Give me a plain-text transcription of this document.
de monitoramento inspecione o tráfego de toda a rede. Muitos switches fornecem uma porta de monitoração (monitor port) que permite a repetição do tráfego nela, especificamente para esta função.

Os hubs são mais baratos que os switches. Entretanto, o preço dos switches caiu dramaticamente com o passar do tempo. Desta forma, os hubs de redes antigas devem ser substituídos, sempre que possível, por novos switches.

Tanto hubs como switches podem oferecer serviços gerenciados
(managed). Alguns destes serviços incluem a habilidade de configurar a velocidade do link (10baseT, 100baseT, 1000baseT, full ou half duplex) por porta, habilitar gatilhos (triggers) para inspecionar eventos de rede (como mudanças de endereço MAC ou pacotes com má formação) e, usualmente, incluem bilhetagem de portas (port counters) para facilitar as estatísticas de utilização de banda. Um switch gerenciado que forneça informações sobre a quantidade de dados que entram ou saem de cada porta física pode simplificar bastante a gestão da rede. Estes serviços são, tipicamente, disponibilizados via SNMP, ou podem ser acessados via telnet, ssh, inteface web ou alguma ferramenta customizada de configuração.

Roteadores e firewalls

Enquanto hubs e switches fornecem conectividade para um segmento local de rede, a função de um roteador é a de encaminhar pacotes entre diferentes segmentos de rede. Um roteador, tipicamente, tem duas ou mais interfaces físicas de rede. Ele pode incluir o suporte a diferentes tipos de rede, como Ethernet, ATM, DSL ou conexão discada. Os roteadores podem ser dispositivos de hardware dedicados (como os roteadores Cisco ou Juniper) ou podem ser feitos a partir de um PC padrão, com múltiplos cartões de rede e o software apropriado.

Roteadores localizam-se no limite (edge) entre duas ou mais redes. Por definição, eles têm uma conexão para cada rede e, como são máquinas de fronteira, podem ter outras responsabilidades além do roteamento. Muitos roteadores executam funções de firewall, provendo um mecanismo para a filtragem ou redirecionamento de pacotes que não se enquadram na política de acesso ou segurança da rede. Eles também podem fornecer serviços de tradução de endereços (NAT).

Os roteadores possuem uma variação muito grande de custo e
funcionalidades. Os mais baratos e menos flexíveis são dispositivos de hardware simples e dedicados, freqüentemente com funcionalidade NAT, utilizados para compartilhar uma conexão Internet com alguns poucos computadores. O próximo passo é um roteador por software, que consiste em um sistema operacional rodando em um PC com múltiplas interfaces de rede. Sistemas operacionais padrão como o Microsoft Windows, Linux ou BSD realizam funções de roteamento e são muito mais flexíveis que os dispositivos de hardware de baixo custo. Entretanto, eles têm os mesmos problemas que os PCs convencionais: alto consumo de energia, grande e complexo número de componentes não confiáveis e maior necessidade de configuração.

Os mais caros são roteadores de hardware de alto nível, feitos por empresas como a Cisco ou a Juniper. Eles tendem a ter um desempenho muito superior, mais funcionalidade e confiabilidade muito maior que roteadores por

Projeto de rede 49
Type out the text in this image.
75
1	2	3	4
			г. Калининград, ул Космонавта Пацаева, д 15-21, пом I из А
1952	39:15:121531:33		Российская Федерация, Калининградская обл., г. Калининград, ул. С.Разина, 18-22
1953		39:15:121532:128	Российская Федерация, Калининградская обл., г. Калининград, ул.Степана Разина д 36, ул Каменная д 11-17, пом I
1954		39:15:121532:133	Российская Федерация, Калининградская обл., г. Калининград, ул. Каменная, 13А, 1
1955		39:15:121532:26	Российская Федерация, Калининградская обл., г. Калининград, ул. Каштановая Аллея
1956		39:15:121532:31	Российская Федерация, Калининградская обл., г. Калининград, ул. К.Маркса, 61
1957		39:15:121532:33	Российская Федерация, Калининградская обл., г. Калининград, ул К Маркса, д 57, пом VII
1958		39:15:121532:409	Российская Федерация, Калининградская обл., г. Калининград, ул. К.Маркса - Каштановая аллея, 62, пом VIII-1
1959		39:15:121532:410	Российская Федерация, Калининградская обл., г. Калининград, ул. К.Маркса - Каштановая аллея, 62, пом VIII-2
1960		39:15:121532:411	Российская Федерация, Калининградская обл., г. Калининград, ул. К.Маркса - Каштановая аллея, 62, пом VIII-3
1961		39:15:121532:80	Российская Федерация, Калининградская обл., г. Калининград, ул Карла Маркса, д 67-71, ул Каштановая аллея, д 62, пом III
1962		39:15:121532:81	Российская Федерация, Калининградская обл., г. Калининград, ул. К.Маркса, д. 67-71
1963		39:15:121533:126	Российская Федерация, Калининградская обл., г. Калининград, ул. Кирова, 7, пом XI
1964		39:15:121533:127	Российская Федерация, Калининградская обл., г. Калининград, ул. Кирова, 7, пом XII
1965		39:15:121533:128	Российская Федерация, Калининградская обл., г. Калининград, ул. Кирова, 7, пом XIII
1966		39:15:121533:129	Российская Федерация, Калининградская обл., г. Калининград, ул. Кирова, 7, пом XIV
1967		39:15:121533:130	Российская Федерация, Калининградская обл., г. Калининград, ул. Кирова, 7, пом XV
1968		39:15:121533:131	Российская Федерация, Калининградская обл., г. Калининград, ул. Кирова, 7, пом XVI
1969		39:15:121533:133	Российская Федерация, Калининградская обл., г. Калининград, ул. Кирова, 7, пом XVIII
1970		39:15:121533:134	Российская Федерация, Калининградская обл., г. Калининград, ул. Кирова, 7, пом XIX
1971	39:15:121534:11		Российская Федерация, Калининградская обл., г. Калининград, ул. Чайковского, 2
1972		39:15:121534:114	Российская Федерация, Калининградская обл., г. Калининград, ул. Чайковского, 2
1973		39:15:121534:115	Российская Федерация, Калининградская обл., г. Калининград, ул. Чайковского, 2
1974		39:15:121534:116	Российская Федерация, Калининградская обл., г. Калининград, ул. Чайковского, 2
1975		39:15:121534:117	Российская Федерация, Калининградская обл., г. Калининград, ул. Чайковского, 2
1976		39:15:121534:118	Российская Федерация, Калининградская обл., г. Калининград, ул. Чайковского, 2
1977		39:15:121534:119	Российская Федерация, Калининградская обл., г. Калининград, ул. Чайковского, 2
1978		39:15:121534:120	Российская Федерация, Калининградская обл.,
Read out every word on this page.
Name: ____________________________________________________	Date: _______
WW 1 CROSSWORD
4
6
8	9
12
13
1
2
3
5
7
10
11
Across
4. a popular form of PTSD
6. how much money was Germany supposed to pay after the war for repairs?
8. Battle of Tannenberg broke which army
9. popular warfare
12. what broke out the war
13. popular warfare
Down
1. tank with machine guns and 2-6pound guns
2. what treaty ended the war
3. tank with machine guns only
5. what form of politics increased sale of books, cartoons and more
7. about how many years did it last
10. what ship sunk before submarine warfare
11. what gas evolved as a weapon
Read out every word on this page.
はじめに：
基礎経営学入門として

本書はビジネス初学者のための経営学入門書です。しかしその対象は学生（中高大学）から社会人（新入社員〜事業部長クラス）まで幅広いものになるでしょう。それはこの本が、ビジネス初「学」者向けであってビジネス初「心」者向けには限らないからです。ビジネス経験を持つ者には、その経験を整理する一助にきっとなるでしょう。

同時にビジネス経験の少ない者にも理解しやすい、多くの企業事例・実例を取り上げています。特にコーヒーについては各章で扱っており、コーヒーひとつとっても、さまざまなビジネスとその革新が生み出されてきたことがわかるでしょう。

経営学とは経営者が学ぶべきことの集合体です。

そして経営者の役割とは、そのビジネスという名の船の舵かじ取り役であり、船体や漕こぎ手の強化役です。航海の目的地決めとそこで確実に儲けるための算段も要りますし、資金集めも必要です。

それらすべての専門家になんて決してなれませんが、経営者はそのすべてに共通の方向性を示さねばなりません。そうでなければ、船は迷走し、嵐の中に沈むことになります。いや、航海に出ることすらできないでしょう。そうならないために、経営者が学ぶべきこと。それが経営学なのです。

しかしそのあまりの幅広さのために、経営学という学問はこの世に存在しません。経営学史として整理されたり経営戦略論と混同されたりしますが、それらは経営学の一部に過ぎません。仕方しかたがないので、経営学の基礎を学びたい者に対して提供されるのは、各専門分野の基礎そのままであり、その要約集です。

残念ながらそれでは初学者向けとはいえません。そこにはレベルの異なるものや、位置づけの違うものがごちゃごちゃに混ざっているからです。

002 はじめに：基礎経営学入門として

———

### Objective
Scan the material above. Return every line containing the string "funcionalidade".

### Completed task
funcionalidades. Os mais baratos e menos flexíveis são dispositivos de hardware simples e dedicados, freqüentemente com funcionalidade NAT, utilizados para compartilhar uma conexão Internet com alguns poucos computadores. O próximo passo é um roteador por software, que consiste em um sistema operacional rodando em um PC com múltiplas interfaces de rede. Sistemas operacionais padrão como o Microsoft Windows, Linux ou BSD realizam funções de roteamento e são muito mais flexíveis que os dispositivos de hardware de baixo custo. Entretanto, eles têm os mesmos problemas que os PCs convencionais: alto consumo de energia, grande e complexo número de componentes não confiáveis e maior necessidade de configuração.
Os mais caros são roteadores de hardware de alto nível, feitos por empresas como a Cisco ou a Juniper. Eles tendem a ter um desempenho muito superior, mais funcionalidade e confiabilidade muito maior que roteadores por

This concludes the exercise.